━━━ Provided data ━━━

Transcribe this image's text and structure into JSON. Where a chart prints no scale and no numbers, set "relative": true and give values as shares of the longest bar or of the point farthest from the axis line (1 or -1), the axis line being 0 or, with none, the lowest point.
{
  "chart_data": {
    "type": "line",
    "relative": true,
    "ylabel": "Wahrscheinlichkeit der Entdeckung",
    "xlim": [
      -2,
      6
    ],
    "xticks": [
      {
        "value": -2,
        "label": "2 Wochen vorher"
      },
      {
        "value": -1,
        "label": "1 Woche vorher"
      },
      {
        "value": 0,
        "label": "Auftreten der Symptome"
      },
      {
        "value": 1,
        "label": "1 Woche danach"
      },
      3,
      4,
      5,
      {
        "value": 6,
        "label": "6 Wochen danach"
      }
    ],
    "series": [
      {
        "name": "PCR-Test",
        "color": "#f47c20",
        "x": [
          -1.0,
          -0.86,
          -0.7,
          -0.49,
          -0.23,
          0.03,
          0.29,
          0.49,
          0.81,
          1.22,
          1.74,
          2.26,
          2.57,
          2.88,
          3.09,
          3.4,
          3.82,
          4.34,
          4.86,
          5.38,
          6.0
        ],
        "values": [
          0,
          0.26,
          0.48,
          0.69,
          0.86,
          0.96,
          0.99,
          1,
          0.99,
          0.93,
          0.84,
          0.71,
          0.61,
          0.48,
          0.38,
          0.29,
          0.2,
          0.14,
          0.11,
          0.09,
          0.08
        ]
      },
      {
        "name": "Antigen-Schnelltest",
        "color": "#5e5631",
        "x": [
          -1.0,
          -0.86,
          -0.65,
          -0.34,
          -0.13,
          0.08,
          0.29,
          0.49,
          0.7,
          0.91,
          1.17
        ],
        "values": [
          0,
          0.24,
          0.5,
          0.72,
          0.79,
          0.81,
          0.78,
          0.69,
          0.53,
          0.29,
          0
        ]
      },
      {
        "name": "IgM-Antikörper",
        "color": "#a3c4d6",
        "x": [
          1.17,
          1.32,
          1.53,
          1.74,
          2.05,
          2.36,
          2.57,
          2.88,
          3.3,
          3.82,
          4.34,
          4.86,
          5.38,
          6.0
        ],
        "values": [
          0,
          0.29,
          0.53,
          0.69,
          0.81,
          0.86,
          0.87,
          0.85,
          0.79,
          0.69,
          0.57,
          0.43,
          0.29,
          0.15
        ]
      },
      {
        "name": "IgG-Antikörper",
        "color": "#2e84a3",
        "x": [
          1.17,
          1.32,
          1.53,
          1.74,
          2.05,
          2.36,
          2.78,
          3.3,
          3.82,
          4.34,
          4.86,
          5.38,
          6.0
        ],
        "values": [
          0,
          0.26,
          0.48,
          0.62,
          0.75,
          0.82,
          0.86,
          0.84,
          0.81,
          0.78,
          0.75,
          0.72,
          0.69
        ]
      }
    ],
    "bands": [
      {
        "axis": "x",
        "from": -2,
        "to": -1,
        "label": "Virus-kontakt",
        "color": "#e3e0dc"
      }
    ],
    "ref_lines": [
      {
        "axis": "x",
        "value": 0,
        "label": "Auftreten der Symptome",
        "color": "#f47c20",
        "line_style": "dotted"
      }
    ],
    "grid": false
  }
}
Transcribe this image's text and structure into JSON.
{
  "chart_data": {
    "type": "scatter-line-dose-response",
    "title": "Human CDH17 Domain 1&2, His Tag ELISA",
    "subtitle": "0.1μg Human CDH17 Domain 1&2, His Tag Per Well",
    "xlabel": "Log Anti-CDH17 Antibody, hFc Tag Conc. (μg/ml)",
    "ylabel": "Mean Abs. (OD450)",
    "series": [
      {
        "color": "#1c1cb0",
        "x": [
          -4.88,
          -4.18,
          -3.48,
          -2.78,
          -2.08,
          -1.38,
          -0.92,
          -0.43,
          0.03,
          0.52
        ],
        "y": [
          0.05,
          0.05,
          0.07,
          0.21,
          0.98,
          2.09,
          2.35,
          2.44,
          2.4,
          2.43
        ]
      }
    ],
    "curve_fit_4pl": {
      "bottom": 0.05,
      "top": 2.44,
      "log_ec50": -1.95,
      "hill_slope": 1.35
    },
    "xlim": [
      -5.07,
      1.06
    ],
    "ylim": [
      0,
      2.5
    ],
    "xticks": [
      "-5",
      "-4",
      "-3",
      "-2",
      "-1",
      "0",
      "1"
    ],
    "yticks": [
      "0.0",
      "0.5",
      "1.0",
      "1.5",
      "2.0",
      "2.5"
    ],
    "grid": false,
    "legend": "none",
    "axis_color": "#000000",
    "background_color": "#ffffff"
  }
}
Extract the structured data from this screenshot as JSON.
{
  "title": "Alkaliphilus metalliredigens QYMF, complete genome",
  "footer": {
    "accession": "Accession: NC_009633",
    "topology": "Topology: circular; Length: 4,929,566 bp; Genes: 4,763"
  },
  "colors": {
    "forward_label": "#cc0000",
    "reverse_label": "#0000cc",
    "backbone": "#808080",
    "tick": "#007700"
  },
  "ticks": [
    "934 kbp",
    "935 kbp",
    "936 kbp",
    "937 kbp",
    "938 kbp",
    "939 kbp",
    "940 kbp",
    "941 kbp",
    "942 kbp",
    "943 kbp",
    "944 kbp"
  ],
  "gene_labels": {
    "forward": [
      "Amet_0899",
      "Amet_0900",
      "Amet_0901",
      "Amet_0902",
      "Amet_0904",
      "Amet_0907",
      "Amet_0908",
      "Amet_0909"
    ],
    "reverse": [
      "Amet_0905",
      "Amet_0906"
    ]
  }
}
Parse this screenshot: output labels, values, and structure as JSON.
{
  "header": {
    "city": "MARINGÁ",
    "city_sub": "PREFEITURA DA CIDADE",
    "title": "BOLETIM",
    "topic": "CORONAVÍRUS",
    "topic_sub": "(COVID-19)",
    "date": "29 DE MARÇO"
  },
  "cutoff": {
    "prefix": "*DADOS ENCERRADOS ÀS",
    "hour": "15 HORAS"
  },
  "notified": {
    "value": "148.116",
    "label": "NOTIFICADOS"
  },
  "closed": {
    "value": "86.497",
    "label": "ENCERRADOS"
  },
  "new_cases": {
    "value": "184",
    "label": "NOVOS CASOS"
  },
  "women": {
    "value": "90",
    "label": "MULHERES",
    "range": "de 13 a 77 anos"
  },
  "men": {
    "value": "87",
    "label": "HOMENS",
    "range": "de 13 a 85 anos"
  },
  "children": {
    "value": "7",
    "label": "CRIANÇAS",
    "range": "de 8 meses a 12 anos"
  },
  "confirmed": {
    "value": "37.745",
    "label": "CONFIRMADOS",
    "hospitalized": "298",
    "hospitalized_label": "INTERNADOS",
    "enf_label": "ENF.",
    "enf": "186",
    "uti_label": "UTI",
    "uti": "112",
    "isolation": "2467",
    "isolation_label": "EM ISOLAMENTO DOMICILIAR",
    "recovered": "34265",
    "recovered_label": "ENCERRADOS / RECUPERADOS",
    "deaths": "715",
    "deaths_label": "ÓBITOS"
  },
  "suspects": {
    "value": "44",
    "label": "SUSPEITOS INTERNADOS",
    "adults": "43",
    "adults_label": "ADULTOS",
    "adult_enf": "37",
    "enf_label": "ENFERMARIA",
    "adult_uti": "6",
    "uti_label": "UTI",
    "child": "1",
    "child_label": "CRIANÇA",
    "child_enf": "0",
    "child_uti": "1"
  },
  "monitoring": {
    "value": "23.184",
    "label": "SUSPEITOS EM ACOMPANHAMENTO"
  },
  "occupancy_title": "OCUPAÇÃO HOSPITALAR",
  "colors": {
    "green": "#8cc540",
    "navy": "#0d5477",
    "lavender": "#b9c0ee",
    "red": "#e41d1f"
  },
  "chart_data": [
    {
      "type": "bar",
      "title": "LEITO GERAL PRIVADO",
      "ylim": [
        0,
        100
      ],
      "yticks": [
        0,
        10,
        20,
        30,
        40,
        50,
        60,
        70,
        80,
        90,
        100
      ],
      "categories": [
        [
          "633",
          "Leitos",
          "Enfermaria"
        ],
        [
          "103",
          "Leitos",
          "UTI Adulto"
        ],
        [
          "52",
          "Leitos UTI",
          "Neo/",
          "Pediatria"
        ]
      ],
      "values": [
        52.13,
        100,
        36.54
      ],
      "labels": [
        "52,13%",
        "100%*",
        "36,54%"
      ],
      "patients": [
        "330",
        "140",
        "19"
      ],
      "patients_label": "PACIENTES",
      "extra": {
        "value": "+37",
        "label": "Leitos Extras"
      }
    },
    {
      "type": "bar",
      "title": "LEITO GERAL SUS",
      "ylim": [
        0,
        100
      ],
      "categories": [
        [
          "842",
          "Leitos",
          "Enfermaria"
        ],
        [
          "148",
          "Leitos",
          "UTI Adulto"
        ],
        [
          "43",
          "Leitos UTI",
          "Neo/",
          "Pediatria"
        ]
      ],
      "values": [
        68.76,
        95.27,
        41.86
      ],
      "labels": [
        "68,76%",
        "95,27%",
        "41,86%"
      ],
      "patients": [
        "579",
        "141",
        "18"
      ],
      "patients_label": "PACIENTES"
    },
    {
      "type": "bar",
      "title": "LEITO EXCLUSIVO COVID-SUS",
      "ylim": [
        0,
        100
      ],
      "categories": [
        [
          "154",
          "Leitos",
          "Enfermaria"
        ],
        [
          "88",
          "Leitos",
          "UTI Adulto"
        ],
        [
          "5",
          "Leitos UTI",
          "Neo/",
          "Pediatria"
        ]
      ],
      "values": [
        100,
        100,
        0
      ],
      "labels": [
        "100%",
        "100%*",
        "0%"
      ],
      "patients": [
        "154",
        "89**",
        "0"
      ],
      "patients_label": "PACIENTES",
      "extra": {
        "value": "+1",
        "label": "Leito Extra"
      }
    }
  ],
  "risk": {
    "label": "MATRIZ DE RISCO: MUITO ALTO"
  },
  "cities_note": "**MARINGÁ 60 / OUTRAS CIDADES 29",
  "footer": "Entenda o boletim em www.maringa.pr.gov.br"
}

━━━

### What the task asks
Write out every line of the listing that holds the word "anos".

### Response for this exercise
    "range": "de 13 a 77 anos"
    "range": "de 13 a 85 anos"
    "range": "de 8 meses a 12 anos"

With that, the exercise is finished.